Figure record extracts:
******

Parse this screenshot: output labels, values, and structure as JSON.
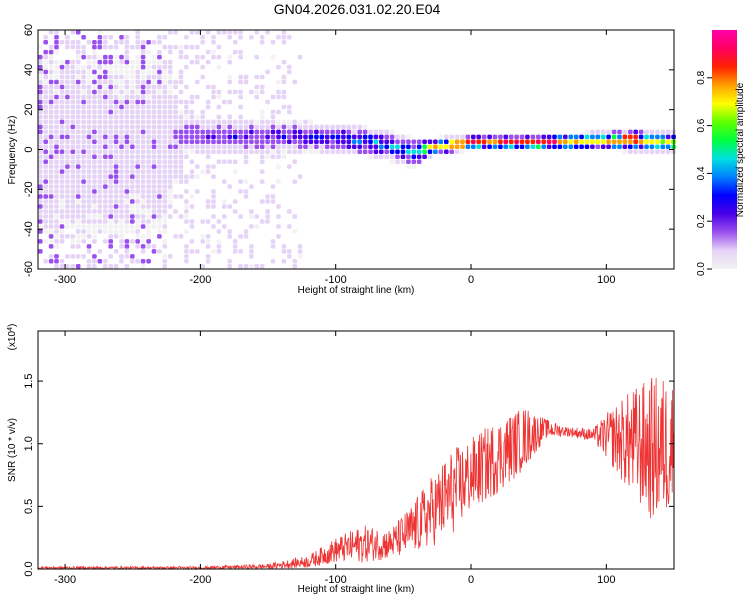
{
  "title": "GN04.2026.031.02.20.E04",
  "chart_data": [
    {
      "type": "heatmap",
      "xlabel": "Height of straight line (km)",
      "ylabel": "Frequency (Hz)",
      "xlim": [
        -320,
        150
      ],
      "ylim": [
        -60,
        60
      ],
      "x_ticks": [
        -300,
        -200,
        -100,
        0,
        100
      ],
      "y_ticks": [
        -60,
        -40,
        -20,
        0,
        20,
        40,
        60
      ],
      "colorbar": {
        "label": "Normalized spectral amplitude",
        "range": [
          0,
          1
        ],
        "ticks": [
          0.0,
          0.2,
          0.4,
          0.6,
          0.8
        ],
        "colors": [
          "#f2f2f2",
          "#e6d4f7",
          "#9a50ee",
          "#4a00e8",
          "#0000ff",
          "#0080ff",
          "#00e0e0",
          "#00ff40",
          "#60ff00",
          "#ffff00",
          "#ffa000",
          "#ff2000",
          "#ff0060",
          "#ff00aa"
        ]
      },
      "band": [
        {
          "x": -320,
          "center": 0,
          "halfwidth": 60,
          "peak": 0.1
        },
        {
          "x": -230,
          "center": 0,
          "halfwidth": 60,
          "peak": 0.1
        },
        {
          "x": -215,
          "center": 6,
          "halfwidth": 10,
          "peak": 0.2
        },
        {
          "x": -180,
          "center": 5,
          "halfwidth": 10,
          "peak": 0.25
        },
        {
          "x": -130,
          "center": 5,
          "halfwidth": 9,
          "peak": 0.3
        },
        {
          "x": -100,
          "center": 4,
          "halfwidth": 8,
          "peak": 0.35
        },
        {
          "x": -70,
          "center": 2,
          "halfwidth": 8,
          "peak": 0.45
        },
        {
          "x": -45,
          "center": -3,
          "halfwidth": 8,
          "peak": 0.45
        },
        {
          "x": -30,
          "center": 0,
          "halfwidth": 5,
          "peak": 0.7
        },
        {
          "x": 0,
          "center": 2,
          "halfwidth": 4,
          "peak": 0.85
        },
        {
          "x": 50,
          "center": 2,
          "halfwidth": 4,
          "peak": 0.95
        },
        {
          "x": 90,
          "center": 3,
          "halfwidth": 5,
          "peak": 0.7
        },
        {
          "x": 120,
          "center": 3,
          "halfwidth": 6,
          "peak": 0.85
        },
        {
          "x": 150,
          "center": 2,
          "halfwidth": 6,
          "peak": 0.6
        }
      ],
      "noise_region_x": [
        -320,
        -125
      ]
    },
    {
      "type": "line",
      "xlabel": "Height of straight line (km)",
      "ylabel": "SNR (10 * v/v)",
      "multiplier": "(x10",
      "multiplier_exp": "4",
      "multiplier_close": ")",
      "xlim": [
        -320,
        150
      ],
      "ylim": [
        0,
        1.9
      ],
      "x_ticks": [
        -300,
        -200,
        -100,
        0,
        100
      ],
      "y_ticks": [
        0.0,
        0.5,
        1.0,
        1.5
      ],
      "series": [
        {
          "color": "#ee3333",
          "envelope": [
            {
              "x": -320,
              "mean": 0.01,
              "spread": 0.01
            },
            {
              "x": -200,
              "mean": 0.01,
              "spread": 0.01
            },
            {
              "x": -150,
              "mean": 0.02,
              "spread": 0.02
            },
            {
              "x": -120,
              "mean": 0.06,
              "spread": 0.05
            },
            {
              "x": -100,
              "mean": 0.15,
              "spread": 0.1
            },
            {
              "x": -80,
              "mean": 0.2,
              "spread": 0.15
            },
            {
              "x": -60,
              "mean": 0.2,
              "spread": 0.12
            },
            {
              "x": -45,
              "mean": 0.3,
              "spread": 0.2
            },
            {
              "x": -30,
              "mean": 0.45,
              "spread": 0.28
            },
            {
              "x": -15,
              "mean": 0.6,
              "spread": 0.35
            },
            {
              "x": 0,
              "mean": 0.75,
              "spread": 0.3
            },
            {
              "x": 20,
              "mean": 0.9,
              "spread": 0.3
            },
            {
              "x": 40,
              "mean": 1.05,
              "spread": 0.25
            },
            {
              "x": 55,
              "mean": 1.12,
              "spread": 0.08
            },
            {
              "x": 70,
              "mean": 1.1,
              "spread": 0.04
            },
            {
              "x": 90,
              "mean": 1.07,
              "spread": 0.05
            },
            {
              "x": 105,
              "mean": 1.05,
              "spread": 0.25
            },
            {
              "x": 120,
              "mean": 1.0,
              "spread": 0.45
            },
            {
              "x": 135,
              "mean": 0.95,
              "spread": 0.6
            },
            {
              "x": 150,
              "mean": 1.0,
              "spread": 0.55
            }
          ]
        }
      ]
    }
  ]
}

******

[Aim of the exercise]: Copy the records exactly. Skip the pictures.

[Complete answer]:
Parse this screenshot: output labels, values, and structure as JSON.
{
  "title": "GN04.2026.031.02.20.E04",
  "chart_data": [
    {
      "type": "heatmap",
      "xlabel": "Height of straight line (km)",
      "ylabel": "Frequency (Hz)",
      "xlim": [
        -320,
        150
      ],
      "ylim": [
        -60,
        60
      ],
      "x_ticks": [
        -300,
        -200,
        -100,
        0,
        100
      ],
      "y_ticks": [
        -60,
        -40,
        -20,
        0,
        20,
        40,
        60
      ],
      "colorbar": {
        "label": "Normalized spectral amplitude",
        "range": [
          0,
          1
        ],
        "ticks": [
          0.0,
          0.2,
          0.4,
          0.6,
          0.8
        ],
        "colors": [
          "#f2f2f2",
          "#e6d4f7",
          "#9a50ee",
          "#4a00e8",
          "#0000ff",
          "#0080ff",
          "#00e0e0",
          "#00ff40",
          "#60ff00",
          "#ffff00",
          "#ffa000",
          "#ff2000",
          "#ff0060",
          "#ff00aa"
        ]
      },
      "band": [
        {
          "x": -320,
          "center": 0,
          "halfwidth": 60,
          "peak": 0.1
        },
        {
          "x": -230,
          "center": 0,
          "halfwidth": 60,
          "peak": 0.1
        },
        {
          "x": -215,
          "center": 6,
          "halfwidth": 10,
          "peak": 0.2
        },
        {
          "x": -180,
          "center": 5,
          "halfwidth": 10,
          "peak": 0.25
        },
        {
          "x": -130,
          "center": 5,
          "halfwidth": 9,
          "peak": 0.3
        },
        {
          "x": -100,
          "center": 4,
          "halfwidth": 8,
          "peak": 0.35
        },
        {
          "x": -70,
          "center": 2,
          "halfwidth": 8,
          "peak": 0.45
        },
        {
          "x": -45,
          "center": -3,
          "halfwidth": 8,
          "peak": 0.45
        },
        {
          "x": -30,
          "center": 0,
          "halfwidth": 5,
          "peak": 0.7
        },
        {
          "x": 0,
          "center": 2,
          "halfwidth": 4,
          "peak": 0.85
        },
        {
          "x": 50,
          "center": 2,
          "halfwidth": 4,
          "peak": 0.95
        },
        {
          "x": 90,
          "center": 3,
          "halfwidth": 5,
          "peak": 0.7
        },
        {
          "x": 120,
          "center": 3,
          "halfwidth": 6,
          "peak": 0.85
        },
        {
          "x": 150,
          "center": 2,
          "halfwidth": 6,
          "peak": 0.6
        }
      ],
      "noise_region_x": [
        -320,
        -125
      ]
    },
    {
      "type": "line",
      "xlabel": "Height of straight line (km)",
      "ylabel": "SNR (10 * v/v)",
      "multiplier": "(x10",
      "multiplier_exp": "4",
      "multiplier_close": ")",
      "xlim": [
        -320,
        150
      ],
      "ylim": [
        0,
        1.9
      ],
      "x_ticks": [
        -300,
        -200,
        -100,
        0,
        100
      ],
      "y_ticks": [
        0.0,
        0.5,
        1.0,
        1.5
      ],
      "series": [
        {
          "color": "#ee3333",
          "envelope": [
            {
              "x": -320,
              "mean": 0.01,
              "spread": 0.01
            },
            {
              "x": -200,
              "mean": 0.01,
              "spread": 0.01
            },
            {
              "x": -150,
              "mean": 0.02,
              "spread": 0.02
            },
            {
              "x": -120,
              "mean": 0.06,
              "spread": 0.05
            },
            {
              "x": -100,
              "mean": 0.15,
              "spread": 0.1
            },
            {
              "x": -80,
              "mean": 0.2,
              "spread": 0.15
            },
            {
              "x": -60,
              "mean": 0.2,
              "spread": 0.12
            },
            {
              "x": -45,
              "mean": 0.3,
              "spread": 0.2
            },
            {
              "x": -30,
              "mean": 0.45,
              "spread": 0.28
            },
            {
              "x": -15,
              "mean": 0.6,
              "spread": 0.35
            },
            {
              "x": 0,
              "mean": 0.75,
              "spread": 0.3
            },
            {
              "x": 20,
              "mean": 0.9,
              "spread": 0.3
            },
            {
              "x": 40,
              "mean": 1.05,
              "spread": 0.25
            },
            {
              "x": 55,
              "mean": 1.12,
              "spread": 0.08
            },
            {
              "x": 70,
              "mean": 1.1,
              "spread": 0.04
            },
            {
              "x": 90,
              "mean": 1.07,
              "spread": 0.05
            },
            {
              "x": 105,
              "mean": 1.05,
              "spread": 0.25
            },
            {
              "x": 120,
              "mean": 1.0,
              "spread": 0.45
            },
            {
              "x": 135,
              "mean": 0.95,
              "spread": 0.6
            },
            {
              "x": 150,
              "mean": 1.0,
              "spread": 0.55
            }
          ]
        }
      ]
    }
  ]
}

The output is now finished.